Output each entry verbatim and exclude every picture from it.

[Saved data entries]
┄┄┄┄┄┄┄┄┄┄┄┄┄┄┄┄┄┄┄┄
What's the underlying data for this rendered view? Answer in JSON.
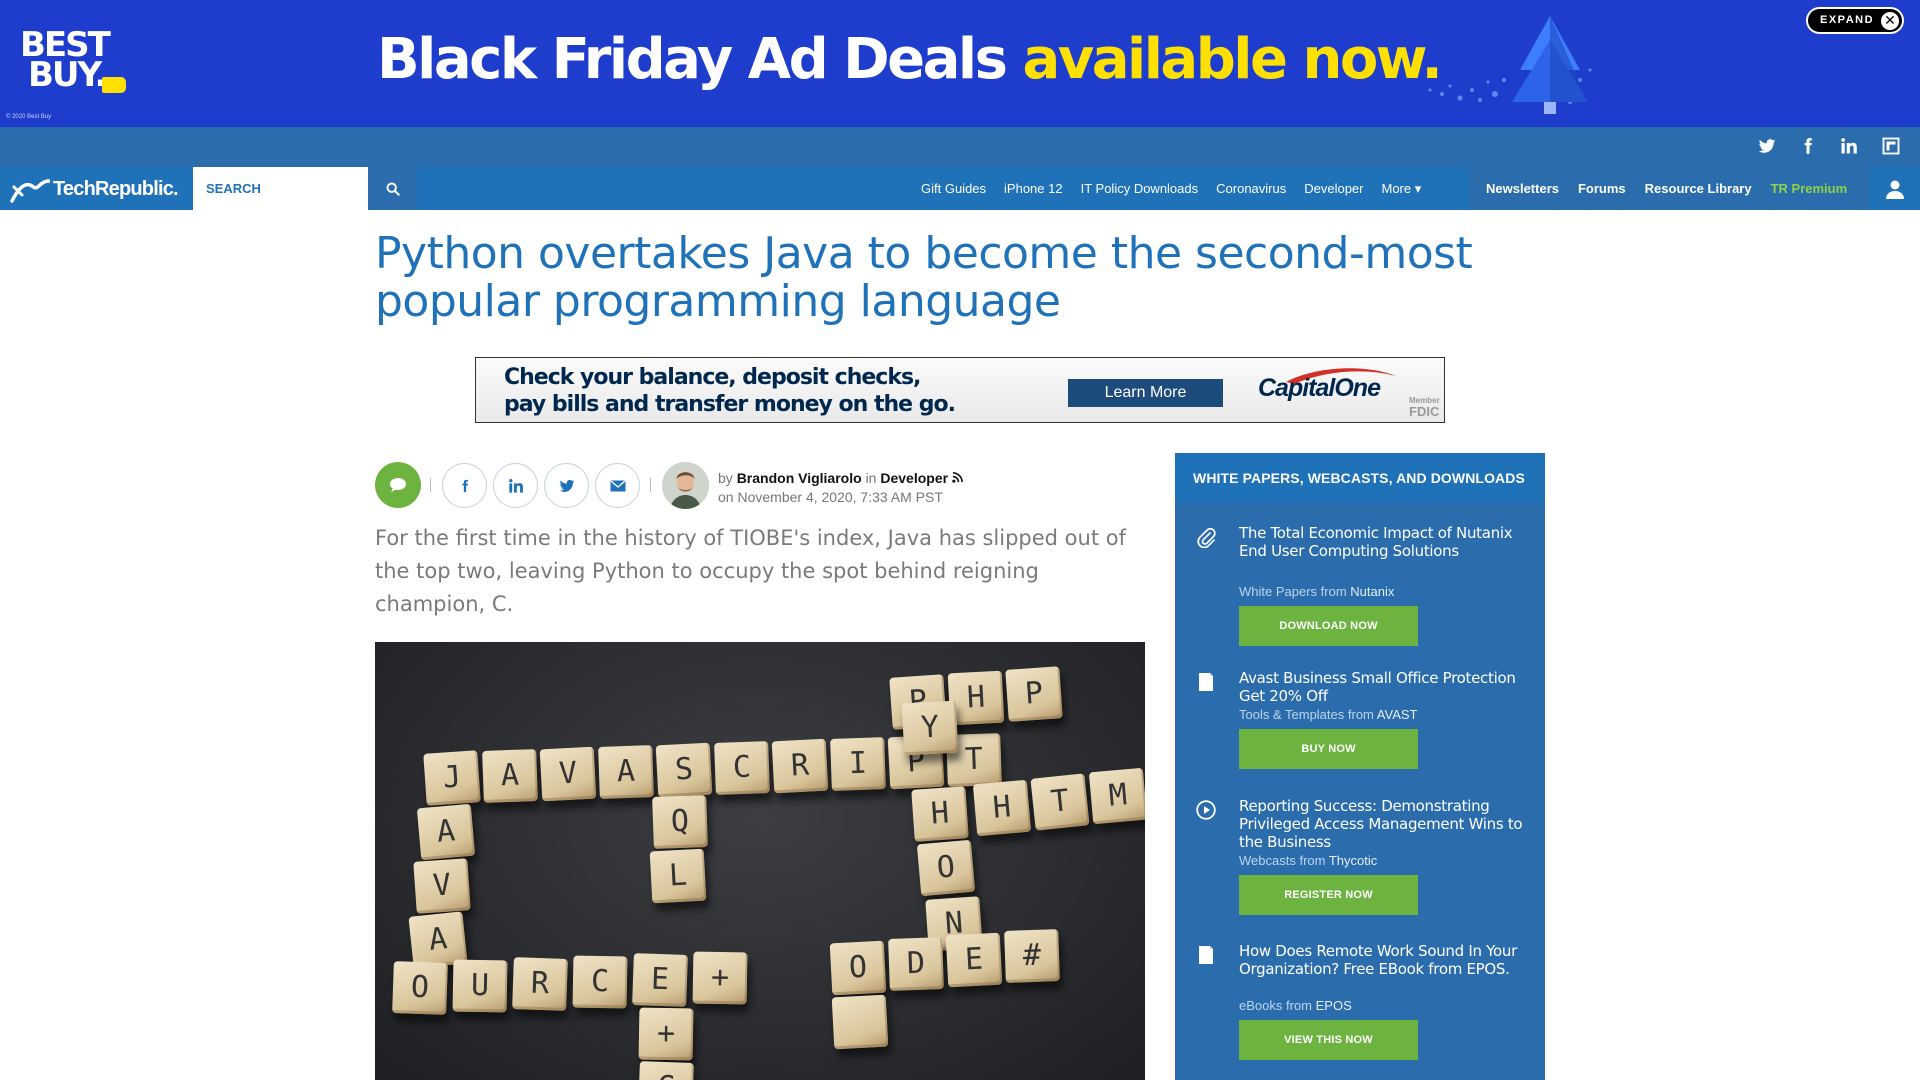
{
  "ad_top": {
    "logo_line1": "BEST",
    "logo_line2": "BUY.",
    "copyright": "© 2020 Best Buy",
    "headline_white": "Black Friday Ad Deals ",
    "headline_yellow": "available now.",
    "expand_label": "EXPAND",
    "close_glyph": "✕",
    "colors": {
      "background": "#1f3dcc",
      "accent": "#ffe000"
    }
  },
  "social": {
    "icons": [
      "twitter-icon",
      "facebook-icon",
      "linkedin-icon",
      "flipboard-icon"
    ]
  },
  "nav": {
    "logo": "TechRepublic.",
    "search_placeholder": "SEARCH",
    "links": [
      "Gift Guides",
      "iPhone 12",
      "IT Policy Downloads",
      "Coronavirus",
      "Developer",
      "More ▾"
    ],
    "right_links": [
      "Newsletters",
      "Forums",
      "Resource Library",
      "TR Premium"
    ],
    "colors": {
      "primary": "#1f72b8",
      "secondary": "#2a6cac",
      "premium": "#8ed34a"
    }
  },
  "article": {
    "title": "Python overtakes Java to become the second-most popular programming language",
    "author_prefix": "by",
    "author": "Brandon Vigliarolo",
    "in_label": "in",
    "category": "Developer",
    "date_prefix": "on",
    "date": "November 4, 2020, 7:33 AM PST",
    "dek": "For the first time in the history of TIOBE's index, Java has slipped out of the top two, leaving Python to occupy the spot behind reigning champion, C.",
    "share_icons": [
      "comment-icon",
      "facebook-icon",
      "linkedin-icon",
      "twitter-icon",
      "email-icon"
    ]
  },
  "ad_inline": {
    "line1": "Check your balance, deposit checks,",
    "line2": "pay bills and transfer money on the go.",
    "cta": "Learn More",
    "brand": "CapitalOne",
    "fdic_line1": "Member",
    "fdic_line2": "FDIC"
  },
  "hero_tiles": [
    "J",
    "A",
    "V",
    "A",
    "S",
    "C",
    "R",
    "I",
    "P",
    "T",
    "A",
    "V",
    "A",
    "Q",
    "L",
    "P",
    "H",
    "P",
    "Y",
    "H",
    "O",
    "N",
    "H",
    "T",
    "M",
    "L",
    "S",
    "O",
    "U",
    "R",
    "C",
    "E",
    "+",
    "+",
    "C",
    "O",
    "D",
    "E",
    "#"
  ],
  "sidebar": {
    "heading": "WHITE PAPERS, WEBCASTS, AND DOWNLOADS",
    "from_label": "from",
    "items": [
      {
        "icon": "paperclip-icon",
        "title": "The Total Economic Impact of Nutanix End User Computing Solutions",
        "type": "White Papers",
        "source": "Nutanix",
        "button": "DOWNLOAD NOW"
      },
      {
        "icon": "document-icon",
        "title": "Avast Business Small Office Protection Get 20% Off",
        "type": "Tools & Templates",
        "source": "AVAST",
        "button": "BUY NOW"
      },
      {
        "icon": "play-circle-icon",
        "title": "Reporting Success: Demonstrating Privileged Access Management Wins to the Business",
        "type": "Webcasts",
        "source": "Thycotic",
        "button": "REGISTER NOW"
      },
      {
        "icon": "document-icon",
        "title": "How Does Remote Work Sound In Your Organization? Free EBook from EPOS.",
        "type": "eBooks",
        "source": "EPOS",
        "button": "VIEW THIS NOW"
      }
    ]
  }
}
┄┄┄┄┄┄┄┄┄┄┄┄┄┄┄┄┄┄┄┄
> [Response]:
What's the underlying data for this rendered view? Answer in JSON.
{
  "ad_top": {
    "logo_line1": "BEST",
    "logo_line2": "BUY.",
    "copyright": "© 2020 Best Buy",
    "headline_white": "Black Friday Ad Deals ",
    "headline_yellow": "available now.",
    "expand_label": "EXPAND",
    "close_glyph": "✕",
    "colors": {
      "background": "#1f3dcc",
      "accent": "#ffe000"
    }
  },
  "social": {
    "icons": [
      "twitter-icon",
      "facebook-icon",
      "linkedin-icon",
      "flipboard-icon"
    ]
  },
  "nav": {
    "logo": "TechRepublic.",
    "search_placeholder": "SEARCH",
    "links": [
      "Gift Guides",
      "iPhone 12",
      "IT Policy Downloads",
      "Coronavirus",
      "Developer",
      "More ▾"
    ],
    "right_links": [
      "Newsletters",
      "Forums",
      "Resource Library",
      "TR Premium"
    ],
    "colors": {
      "primary": "#1f72b8",
      "secondary": "#2a6cac",
      "premium": "#8ed34a"
    }
  },
  "article": {
    "title": "Python overtakes Java to become the second-most popular programming language",
    "author_prefix": "by",
    "author": "Brandon Vigliarolo",
    "in_label": "in",
    "category": "Developer",
    "date_prefix": "on",
    "date": "November 4, 2020, 7:33 AM PST",
    "dek": "For the first time in the history of TIOBE's index, Java has slipped out of the top two, leaving Python to occupy the spot behind reigning champion, C.",
    "share_icons": [
      "comment-icon",
      "facebook-icon",
      "linkedin-icon",
      "twitter-icon",
      "email-icon"
    ]
  },
  "ad_inline": {
    "line1": "Check your balance, deposit checks,",
    "line2": "pay bills and transfer money on the go.",
    "cta": "Learn More",
    "brand": "CapitalOne",
    "fdic_line1": "Member",
    "fdic_line2": "FDIC"
  },
  "hero_tiles": [
    "J",
    "A",
    "V",
    "A",
    "S",
    "C",
    "R",
    "I",
    "P",
    "T",
    "A",
    "V",
    "A",
    "Q",
    "L",
    "P",
    "H",
    "P",
    "Y",
    "H",
    "O",
    "N",
    "H",
    "T",
    "M",
    "L",
    "S",
    "O",
    "U",
    "R",
    "C",
    "E",
    "+",
    "+",
    "C",
    "O",
    "D",
    "E",
    "#"
  ],
  "sidebar": {
    "heading": "WHITE PAPERS, WEBCASTS, AND DOWNLOADS",
    "from_label": "from",
    "items": [
      {
        "icon": "paperclip-icon",
        "title": "The Total Economic Impact of Nutanix End User Computing Solutions",
        "type": "White Papers",
        "source": "Nutanix",
        "button": "DOWNLOAD NOW"
      },
      {
        "icon": "document-icon",
        "title": "Avast Business Small Office Protection Get 20% Off",
        "type": "Tools & Templates",
        "source": "AVAST",
        "button": "BUY NOW"
      },
      {
        "icon": "play-circle-icon",
        "title": "Reporting Success: Demonstrating Privileged Access Management Wins to the Business",
        "type": "Webcasts",
        "source": "Thycotic",
        "button": "REGISTER NOW"
      },
      {
        "icon": "document-icon",
        "title": "How Does Remote Work Sound In Your Organization? Free EBook from EPOS.",
        "type": "eBooks",
        "source": "EPOS",
        "button": "VIEW THIS NOW"
      }
    ]
  }
}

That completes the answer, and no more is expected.